→ **Requirement**: Retype each line of the material exactly, please, skipping any picture in it.

→ **Materials provided**:
-.-.-

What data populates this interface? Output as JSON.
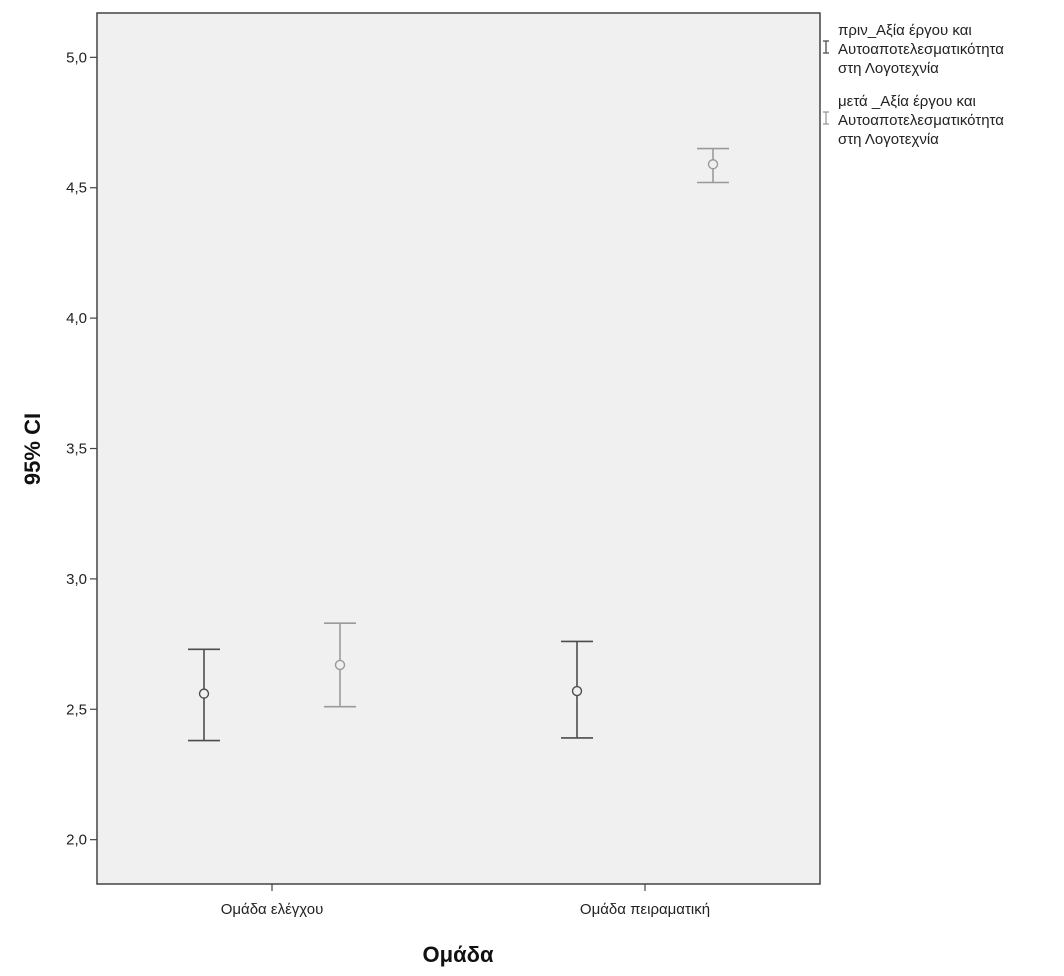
{
  "chart_data": {
    "type": "errorbar",
    "title": "",
    "xlabel": "Ομάδα",
    "ylabel": "95% CI",
    "ylim": [
      1.83,
      5.17
    ],
    "yticks": [
      {
        "value": 2.0,
        "label": "2,0"
      },
      {
        "value": 2.5,
        "label": "2,5"
      },
      {
        "value": 3.0,
        "label": "3,0"
      },
      {
        "value": 3.5,
        "label": "3,5"
      },
      {
        "value": 4.0,
        "label": "4,0"
      },
      {
        "value": 4.5,
        "label": "4,5"
      },
      {
        "value": 5.0,
        "label": "5,0"
      }
    ],
    "categories": [
      "Ομάδα ελέγχου",
      "Ομάδα πειραματική"
    ],
    "legend_position": "top-right-outside",
    "grid": false,
    "series": [
      {
        "name": "πριν_Αξία έργου και Αυτοαποτελεσματικότητα στη Λογοτεχνία",
        "color": "#4d4d4d",
        "points": [
          {
            "category": "Ομάδα ελέγχου",
            "mean": 2.56,
            "lower": 2.38,
            "upper": 2.73
          },
          {
            "category": "Ομάδα πειραματική",
            "mean": 2.57,
            "lower": 2.39,
            "upper": 2.76
          }
        ]
      },
      {
        "name": "μετά _Αξία έργου και Αυτοαποτελεσματικότητα στη Λογοτεχνία",
        "color": "#9a9a9a",
        "points": [
          {
            "category": "Ομάδα ελέγχου",
            "mean": 2.67,
            "lower": 2.51,
            "upper": 2.83
          },
          {
            "category": "Ομάδα πειραματική",
            "mean": 4.59,
            "lower": 4.52,
            "upper": 4.65
          }
        ]
      }
    ],
    "legend": [
      {
        "lines": [
          "πριν_Αξία έργου και",
          "Αυτοαποτελεσματικότητα",
          "στη Λογοτεχνία"
        ]
      },
      {
        "lines": [
          "μετά _Αξία έργου και",
          "Αυτοαποτελεσματικότητα",
          "στη Λογοτεχνία"
        ]
      }
    ]
  }
}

-.-.-

→ **Task output**:
What data populates this interface? Output as JSON.
{
  "chart_data": {
    "type": "errorbar",
    "title": "",
    "xlabel": "Ομάδα",
    "ylabel": "95% CI",
    "ylim": [
      1.83,
      5.17
    ],
    "yticks": [
      {
        "value": 2.0,
        "label": "2,0"
      },
      {
        "value": 2.5,
        "label": "2,5"
      },
      {
        "value": 3.0,
        "label": "3,0"
      },
      {
        "value": 3.5,
        "label": "3,5"
      },
      {
        "value": 4.0,
        "label": "4,0"
      },
      {
        "value": 4.5,
        "label": "4,5"
      },
      {
        "value": 5.0,
        "label": "5,0"
      }
    ],
    "categories": [
      "Ομάδα ελέγχου",
      "Ομάδα πειραματική"
    ],
    "legend_position": "top-right-outside",
    "grid": false,
    "series": [
      {
        "name": "πριν_Αξία έργου και Αυτοαποτελεσματικότητα στη Λογοτεχνία",
        "color": "#4d4d4d",
        "points": [
          {
            "category": "Ομάδα ελέγχου",
            "mean": 2.56,
            "lower": 2.38,
            "upper": 2.73
          },
          {
            "category": "Ομάδα πειραματική",
            "mean": 2.57,
            "lower": 2.39,
            "upper": 2.76
          }
        ]
      },
      {
        "name": "μετά _Αξία έργου και Αυτοαποτελεσματικότητα στη Λογοτεχνία",
        "color": "#9a9a9a",
        "points": [
          {
            "category": "Ομάδα ελέγχου",
            "mean": 2.67,
            "lower": 2.51,
            "upper": 2.83
          },
          {
            "category": "Ομάδα πειραματική",
            "mean": 4.59,
            "lower": 4.52,
            "upper": 4.65
          }
        ]
      }
    ],
    "legend": [
      {
        "lines": [
          "πριν_Αξία έργου και",
          "Αυτοαποτελεσματικότητα",
          "στη Λογοτεχνία"
        ]
      },
      {
        "lines": [
          "μετά _Αξία έργου και",
          "Αυτοαποτελεσματικότητα",
          "στη Λογοτεχνία"
        ]
      }
    ]
  }
}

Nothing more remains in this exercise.